### AIM OF THE TASK
Select from the data all lines with the word "间接作用".

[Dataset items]
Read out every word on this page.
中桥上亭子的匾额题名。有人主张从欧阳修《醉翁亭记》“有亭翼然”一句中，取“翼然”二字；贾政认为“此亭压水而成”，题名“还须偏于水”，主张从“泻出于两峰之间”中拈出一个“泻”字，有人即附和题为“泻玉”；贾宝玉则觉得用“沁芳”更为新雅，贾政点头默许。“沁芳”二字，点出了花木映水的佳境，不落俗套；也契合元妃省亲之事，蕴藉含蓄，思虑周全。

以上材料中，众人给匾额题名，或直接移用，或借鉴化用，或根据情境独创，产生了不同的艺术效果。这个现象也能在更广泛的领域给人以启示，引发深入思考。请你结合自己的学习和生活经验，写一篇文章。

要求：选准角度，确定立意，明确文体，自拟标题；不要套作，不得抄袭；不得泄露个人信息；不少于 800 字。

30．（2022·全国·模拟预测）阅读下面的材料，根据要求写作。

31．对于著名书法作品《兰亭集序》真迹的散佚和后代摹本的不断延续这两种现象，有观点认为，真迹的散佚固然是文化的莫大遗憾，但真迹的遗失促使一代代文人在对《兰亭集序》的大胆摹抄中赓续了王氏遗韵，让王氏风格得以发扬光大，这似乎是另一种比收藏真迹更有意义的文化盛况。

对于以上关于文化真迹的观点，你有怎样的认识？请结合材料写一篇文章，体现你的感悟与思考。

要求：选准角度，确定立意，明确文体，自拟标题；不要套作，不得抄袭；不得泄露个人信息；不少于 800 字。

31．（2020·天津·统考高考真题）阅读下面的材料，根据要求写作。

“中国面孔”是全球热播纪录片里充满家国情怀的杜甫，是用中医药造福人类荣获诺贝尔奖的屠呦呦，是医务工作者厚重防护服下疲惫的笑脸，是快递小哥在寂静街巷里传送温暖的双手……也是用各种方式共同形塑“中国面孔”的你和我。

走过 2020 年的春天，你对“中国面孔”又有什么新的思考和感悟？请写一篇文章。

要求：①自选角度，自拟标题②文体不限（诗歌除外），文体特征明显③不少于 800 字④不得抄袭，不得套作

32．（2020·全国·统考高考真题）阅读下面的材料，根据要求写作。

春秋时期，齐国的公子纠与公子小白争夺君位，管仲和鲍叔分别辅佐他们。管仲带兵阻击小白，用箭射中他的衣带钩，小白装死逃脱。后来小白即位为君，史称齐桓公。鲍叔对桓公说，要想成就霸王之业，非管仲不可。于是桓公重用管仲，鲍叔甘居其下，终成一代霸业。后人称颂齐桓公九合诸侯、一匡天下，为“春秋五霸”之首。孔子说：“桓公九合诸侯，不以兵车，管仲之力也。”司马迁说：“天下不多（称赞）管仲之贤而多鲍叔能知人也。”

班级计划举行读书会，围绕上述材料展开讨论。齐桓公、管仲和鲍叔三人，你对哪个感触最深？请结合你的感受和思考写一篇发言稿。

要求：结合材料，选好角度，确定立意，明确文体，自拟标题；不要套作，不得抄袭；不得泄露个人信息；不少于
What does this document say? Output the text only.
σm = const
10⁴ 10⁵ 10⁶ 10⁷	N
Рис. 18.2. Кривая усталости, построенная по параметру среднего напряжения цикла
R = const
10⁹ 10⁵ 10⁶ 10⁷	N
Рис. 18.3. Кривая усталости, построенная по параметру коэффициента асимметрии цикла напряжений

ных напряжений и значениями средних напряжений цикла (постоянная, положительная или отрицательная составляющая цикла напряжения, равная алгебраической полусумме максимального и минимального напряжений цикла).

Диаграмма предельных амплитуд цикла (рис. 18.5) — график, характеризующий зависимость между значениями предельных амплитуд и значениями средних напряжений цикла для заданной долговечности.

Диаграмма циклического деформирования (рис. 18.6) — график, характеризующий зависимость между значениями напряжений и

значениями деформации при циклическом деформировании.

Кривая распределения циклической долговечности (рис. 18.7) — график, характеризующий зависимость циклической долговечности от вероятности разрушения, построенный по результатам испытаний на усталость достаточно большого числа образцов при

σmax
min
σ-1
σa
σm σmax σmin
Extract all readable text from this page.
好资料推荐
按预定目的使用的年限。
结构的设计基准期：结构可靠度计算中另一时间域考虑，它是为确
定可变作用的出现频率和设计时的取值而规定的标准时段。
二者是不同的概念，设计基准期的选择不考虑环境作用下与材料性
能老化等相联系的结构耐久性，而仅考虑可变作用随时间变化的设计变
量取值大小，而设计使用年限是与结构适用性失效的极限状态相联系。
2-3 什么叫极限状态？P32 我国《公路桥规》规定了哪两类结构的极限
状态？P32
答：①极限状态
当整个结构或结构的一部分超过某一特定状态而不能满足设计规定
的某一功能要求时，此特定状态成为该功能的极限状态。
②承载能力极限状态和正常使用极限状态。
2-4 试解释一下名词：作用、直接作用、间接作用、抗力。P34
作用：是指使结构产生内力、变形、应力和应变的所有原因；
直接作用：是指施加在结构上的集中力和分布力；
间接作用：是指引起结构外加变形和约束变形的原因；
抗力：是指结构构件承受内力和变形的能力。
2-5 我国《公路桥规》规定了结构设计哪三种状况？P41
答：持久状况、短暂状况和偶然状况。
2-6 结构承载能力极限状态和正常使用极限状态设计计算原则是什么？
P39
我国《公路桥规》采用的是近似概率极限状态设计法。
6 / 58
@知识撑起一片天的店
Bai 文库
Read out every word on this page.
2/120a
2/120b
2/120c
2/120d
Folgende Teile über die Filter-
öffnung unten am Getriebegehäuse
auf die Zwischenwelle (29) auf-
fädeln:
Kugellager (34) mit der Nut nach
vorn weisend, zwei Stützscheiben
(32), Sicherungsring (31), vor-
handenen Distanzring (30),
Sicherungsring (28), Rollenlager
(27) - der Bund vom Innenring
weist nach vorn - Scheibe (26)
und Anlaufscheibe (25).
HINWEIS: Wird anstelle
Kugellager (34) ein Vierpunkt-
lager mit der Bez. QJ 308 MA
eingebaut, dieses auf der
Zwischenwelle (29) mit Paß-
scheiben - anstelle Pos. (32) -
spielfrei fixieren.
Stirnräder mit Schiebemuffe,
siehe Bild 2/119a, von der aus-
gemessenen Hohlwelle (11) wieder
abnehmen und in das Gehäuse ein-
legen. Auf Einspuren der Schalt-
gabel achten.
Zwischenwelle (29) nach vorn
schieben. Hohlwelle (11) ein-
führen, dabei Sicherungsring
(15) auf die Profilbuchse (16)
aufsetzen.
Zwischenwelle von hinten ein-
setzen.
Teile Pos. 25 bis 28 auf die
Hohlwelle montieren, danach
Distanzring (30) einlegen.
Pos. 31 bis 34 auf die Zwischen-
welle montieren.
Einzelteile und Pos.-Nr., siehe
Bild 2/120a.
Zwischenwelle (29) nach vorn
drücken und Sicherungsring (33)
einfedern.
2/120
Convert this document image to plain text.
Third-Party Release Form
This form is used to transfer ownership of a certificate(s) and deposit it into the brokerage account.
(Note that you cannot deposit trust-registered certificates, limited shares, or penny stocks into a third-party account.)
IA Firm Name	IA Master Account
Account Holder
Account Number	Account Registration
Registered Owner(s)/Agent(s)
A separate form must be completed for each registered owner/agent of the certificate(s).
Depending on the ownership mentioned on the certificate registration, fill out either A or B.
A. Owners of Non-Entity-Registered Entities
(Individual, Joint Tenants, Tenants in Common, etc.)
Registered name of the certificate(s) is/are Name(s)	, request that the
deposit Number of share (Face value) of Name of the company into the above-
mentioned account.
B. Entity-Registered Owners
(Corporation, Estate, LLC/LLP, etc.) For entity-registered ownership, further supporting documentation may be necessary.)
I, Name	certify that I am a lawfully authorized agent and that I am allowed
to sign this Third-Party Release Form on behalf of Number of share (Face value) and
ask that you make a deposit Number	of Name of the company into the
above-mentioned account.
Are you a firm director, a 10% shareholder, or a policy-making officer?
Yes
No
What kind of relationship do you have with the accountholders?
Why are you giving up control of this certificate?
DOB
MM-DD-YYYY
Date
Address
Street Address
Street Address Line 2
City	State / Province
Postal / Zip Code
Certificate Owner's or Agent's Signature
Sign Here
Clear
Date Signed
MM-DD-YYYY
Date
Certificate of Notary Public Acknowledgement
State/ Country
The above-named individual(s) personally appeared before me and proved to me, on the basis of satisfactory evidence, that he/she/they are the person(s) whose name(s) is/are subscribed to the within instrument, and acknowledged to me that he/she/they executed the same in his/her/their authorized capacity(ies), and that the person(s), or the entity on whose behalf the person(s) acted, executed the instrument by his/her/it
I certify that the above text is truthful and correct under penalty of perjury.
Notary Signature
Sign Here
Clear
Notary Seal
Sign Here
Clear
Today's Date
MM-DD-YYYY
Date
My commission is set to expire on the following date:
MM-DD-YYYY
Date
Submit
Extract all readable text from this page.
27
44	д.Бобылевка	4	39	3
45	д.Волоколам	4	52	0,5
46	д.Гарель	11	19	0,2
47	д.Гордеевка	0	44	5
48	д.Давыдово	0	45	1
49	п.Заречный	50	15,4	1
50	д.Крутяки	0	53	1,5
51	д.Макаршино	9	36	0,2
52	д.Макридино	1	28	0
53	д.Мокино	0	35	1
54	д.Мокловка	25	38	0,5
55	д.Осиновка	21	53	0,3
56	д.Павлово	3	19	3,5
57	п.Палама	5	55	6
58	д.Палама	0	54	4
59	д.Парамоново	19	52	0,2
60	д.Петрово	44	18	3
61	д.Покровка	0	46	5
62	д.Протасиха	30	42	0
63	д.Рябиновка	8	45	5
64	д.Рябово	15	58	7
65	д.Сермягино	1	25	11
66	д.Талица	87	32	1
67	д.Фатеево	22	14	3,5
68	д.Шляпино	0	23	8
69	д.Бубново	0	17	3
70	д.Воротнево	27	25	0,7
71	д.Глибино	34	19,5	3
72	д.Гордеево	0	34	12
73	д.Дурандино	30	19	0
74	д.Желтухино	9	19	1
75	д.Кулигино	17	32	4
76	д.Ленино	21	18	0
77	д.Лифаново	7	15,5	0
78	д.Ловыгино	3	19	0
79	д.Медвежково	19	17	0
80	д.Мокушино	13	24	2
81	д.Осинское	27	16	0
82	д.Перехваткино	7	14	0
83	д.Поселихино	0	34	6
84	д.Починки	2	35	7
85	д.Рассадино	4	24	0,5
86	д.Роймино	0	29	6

### THE RESPONSE
2-4 试解释一下名词：作用、直接作用、间接作用、抗力。P34
间接作用：是指引起结构外加变形和约束变形的原因；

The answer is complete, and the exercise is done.